- Extracted data entries -

────────────────────────────────────────

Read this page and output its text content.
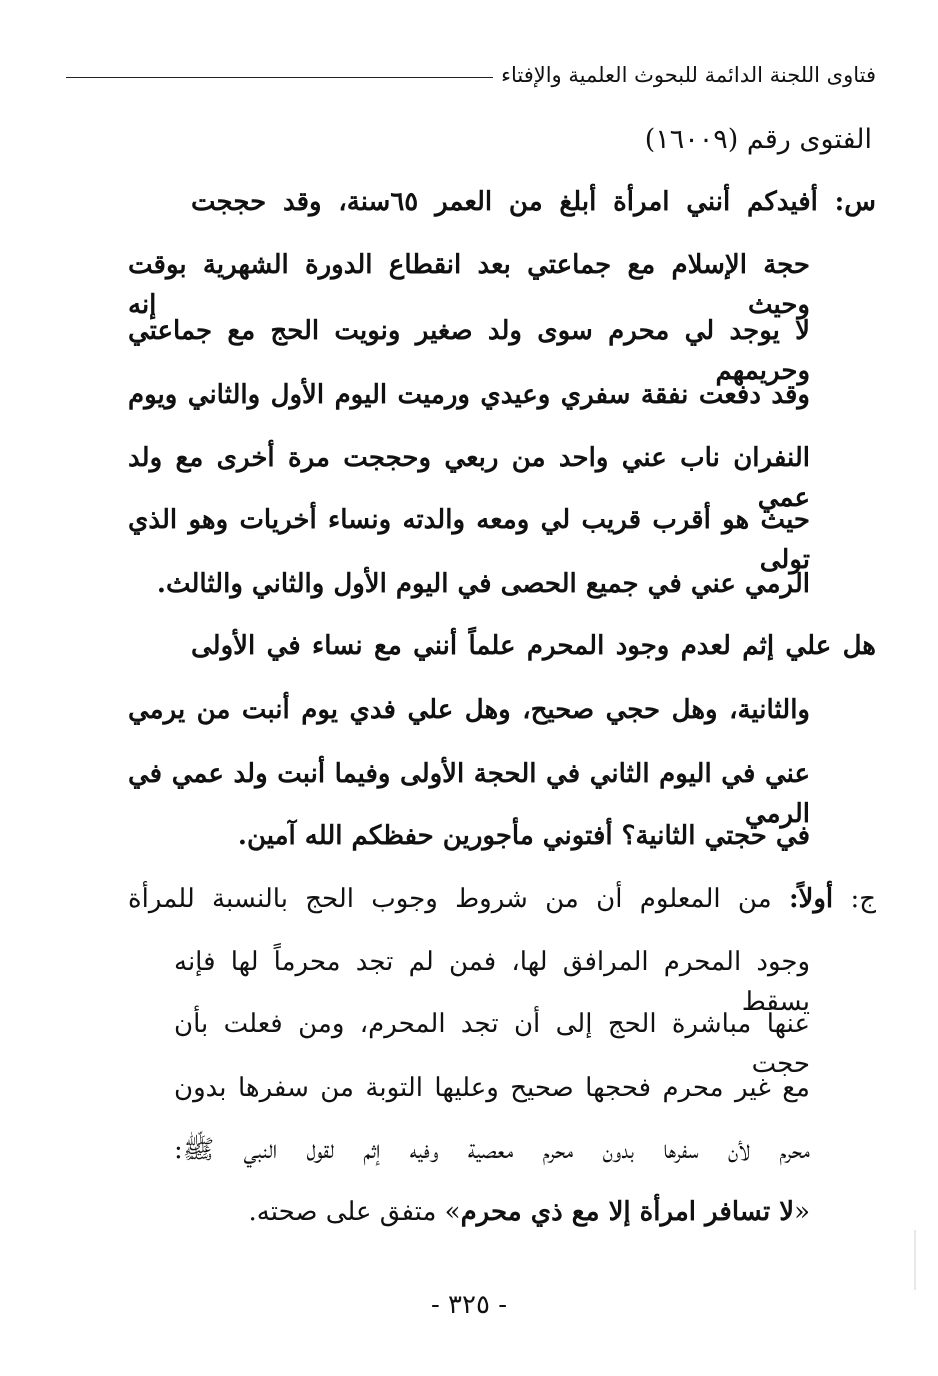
فتاوى اللجنة الدائمة للبحوث العلمية والإفتاء
الفتوى رقم (١٦٠٠٩)
س: أفيدكم أنني امرأة أبلغ من العمر ٦٥سنة، وقد حججت
حجة الإسلام مع جماعتي بعد انقطاع الدورة الشهرية بوقت وحيث إنه
لا يوجد لي محرم سوى ولد صغير ونويت الحج مع جماعتي وحريمهم
وقد دفعت نفقة سفري وعيدي ورميت اليوم الأول والثاني ويوم
النفران ناب عني واحد من ربعي وحججت مرة أخرى مع ولد عمي
حيث هو أقرب قريب لي ومعه والدته ونساء أخريات وهو الذي تولى
الرمي عني في جميع الحصى في اليوم الأول والثاني والثالث.
هل علي إثم لعدم وجود المحرم علماً أنني مع نساء في الأولى
والثانية، وهل حجي صحيح، وهل علي فدي يوم أنبت من يرمي
عني في اليوم الثاني في الحجة الأولى وفيما أنبت ولد عمي في الرمي
في حجتي الثانية؟ أفتوني مأجورين حفظكم الله آمين.
ج: أولاً: من المعلوم أن من شروط وجوب الحج بالنسبة للمرأة
وجود المحرم المرافق لها، فمن لم تجد محرماً لها فإنه يسقط
عنها مباشرة الحج إلى أن تجد المحرم، ومن فعلت بأن حجت
مع غير محرم فحجها صحيح وعليها التوبة من سفرها بدون
محرم لأن سفرها بدون محرم معصية وفيه إثم لقول النبي ﷺ:
«لا تسافر امرأة إلا مع ذي محرم» متفق على صحته.
- ٣٢٥ -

────────────────────────────────────────

Write out the records above once more, word for word, with no pictures.

Read this page and output its text content.
فتاوى اللجنة الدائمة للبحوث العلمية والإفتاء
الفتوى رقم (١٦٠٠٩)
س: أفيدكم أنني امرأة أبلغ من العمر ٦٥سنة، وقد حججت
حجة الإسلام مع جماعتي بعد انقطاع الدورة الشهرية بوقت وحيث إنه
لا يوجد لي محرم سوى ولد صغير ونويت الحج مع جماعتي وحريمهم
وقد دفعت نفقة سفري وعيدي ورميت اليوم الأول والثاني ويوم
النفران ناب عني واحد من ربعي وحججت مرة أخرى مع ولد عمي
حيث هو أقرب قريب لي ومعه والدته ونساء أخريات وهو الذي تولى
الرمي عني في جميع الحصى في اليوم الأول والثاني والثالث.
هل علي إثم لعدم وجود المحرم علماً أنني مع نساء في الأولى
والثانية، وهل حجي صحيح، وهل علي فدي يوم أنبت من يرمي
عني في اليوم الثاني في الحجة الأولى وفيما أنبت ولد عمي في الرمي
في حجتي الثانية؟ أفتوني مأجورين حفظكم الله آمين.
ج: أولاً: من المعلوم أن من شروط وجوب الحج بالنسبة للمرأة
وجود المحرم المرافق لها، فمن لم تجد محرماً لها فإنه يسقط
عنها مباشرة الحج إلى أن تجد المحرم، ومن فعلت بأن حجت
مع غير محرم فحجها صحيح وعليها التوبة من سفرها بدون
محرم لأن سفرها بدون محرم معصية وفيه إثم لقول النبي ﷺ:
«لا تسافر امرأة إلا مع ذي محرم» متفق على صحته.
- ٣٢٥ -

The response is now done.